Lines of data
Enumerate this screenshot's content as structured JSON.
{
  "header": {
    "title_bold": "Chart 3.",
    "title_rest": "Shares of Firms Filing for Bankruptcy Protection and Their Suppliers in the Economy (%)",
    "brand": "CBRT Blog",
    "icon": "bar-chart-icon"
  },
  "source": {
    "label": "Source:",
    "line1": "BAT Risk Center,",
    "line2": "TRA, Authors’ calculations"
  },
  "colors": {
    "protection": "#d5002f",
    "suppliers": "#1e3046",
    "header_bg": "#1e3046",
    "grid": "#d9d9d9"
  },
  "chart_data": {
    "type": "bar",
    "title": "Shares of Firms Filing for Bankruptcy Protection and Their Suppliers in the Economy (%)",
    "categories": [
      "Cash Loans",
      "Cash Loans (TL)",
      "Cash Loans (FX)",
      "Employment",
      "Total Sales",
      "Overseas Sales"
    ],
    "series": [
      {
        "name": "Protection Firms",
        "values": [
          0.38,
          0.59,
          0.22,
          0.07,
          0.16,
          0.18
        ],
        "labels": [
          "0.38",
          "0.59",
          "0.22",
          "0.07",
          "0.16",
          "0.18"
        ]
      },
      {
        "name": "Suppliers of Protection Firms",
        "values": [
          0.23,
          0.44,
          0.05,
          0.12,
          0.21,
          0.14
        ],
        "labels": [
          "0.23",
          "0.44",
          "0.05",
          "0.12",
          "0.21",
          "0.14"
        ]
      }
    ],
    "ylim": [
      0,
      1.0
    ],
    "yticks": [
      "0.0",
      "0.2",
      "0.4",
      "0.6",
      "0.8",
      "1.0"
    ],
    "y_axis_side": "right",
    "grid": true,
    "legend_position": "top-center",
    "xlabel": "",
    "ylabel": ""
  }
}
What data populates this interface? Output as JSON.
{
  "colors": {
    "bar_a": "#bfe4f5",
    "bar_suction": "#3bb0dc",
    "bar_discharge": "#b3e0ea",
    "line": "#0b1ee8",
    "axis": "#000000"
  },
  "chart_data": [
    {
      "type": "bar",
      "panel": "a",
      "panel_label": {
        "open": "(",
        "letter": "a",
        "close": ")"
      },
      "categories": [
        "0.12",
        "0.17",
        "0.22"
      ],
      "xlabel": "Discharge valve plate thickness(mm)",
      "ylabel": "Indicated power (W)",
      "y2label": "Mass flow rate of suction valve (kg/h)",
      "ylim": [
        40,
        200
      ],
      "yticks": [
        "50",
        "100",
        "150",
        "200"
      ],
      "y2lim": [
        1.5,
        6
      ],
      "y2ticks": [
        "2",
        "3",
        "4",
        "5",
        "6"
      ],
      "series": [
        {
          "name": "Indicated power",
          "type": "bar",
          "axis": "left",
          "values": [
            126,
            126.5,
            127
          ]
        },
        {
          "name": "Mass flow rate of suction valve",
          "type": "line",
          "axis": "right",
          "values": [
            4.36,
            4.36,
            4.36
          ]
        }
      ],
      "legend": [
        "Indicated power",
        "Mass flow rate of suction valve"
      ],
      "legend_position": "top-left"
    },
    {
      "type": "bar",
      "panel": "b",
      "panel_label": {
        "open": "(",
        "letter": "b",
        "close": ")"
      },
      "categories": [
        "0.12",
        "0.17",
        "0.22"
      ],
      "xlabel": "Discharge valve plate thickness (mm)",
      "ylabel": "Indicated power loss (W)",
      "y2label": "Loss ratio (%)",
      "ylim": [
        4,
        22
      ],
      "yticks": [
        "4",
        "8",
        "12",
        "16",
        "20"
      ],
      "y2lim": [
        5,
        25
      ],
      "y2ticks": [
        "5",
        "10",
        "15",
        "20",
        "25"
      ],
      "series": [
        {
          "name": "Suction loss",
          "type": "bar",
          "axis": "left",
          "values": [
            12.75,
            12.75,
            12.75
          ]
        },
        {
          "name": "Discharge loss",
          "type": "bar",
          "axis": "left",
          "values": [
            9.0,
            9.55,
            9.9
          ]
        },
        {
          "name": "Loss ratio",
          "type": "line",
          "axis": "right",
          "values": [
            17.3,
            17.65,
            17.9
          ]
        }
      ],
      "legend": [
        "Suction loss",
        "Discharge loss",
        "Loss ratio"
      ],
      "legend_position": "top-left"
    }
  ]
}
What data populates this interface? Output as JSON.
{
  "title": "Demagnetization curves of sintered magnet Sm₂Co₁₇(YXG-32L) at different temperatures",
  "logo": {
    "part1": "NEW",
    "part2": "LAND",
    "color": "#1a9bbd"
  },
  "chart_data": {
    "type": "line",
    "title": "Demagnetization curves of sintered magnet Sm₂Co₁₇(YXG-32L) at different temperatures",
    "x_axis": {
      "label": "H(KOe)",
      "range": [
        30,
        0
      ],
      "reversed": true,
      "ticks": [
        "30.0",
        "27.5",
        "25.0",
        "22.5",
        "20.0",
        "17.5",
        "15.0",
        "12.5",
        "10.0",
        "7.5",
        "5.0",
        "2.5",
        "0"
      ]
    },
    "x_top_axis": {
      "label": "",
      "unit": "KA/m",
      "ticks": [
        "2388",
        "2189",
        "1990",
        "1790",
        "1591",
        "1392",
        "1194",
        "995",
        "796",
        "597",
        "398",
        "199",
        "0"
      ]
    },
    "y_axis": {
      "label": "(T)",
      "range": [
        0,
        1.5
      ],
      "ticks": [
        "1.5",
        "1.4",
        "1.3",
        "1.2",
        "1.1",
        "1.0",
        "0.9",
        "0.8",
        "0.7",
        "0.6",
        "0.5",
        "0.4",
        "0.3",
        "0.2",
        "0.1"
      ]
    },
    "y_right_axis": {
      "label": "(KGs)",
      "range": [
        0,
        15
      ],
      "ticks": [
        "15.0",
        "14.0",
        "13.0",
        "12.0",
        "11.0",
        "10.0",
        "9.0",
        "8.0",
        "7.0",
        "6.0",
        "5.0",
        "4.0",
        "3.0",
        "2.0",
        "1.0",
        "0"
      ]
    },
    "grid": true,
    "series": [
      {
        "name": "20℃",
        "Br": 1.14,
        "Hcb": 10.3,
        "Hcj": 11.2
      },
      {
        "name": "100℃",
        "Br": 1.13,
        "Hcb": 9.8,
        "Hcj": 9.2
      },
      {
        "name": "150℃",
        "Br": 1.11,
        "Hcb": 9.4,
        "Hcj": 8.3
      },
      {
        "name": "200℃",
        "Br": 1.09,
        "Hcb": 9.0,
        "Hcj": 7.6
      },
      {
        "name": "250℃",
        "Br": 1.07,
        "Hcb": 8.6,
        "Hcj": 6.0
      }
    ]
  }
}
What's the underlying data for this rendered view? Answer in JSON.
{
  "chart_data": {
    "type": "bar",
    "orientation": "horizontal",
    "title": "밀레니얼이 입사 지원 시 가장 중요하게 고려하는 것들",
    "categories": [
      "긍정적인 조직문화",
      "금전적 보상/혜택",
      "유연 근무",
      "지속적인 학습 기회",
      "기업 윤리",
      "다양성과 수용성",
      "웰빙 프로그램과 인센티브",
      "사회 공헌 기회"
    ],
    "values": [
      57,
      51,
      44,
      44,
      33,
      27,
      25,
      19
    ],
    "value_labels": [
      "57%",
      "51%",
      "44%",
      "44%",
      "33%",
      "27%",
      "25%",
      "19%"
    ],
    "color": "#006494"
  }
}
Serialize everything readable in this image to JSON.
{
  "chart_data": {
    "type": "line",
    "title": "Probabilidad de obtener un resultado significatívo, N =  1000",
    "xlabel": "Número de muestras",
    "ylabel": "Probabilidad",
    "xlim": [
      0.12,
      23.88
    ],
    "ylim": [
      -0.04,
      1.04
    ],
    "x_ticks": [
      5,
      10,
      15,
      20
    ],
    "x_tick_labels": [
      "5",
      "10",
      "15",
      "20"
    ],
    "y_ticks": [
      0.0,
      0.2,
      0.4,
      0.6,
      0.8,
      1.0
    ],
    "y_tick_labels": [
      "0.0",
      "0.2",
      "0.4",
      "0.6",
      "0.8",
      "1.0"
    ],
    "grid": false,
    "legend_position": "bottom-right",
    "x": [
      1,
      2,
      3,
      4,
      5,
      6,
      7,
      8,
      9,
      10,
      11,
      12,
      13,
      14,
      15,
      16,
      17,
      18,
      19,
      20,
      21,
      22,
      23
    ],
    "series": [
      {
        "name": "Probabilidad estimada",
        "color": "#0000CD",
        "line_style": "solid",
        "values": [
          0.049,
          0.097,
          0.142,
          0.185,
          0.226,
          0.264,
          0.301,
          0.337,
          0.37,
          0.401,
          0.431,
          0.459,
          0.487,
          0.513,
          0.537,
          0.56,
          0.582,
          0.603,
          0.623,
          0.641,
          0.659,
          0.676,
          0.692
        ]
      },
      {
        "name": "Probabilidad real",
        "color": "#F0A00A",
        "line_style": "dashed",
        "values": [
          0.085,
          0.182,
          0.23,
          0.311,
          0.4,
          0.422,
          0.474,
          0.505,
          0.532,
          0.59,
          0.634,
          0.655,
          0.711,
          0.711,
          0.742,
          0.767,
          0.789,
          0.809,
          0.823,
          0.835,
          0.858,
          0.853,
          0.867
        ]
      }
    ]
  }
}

WHAT YOU SHOULD DO
Give only the number of lines in the material above that include the word "Their".

ANSWER FOR THIS EXERCISE
2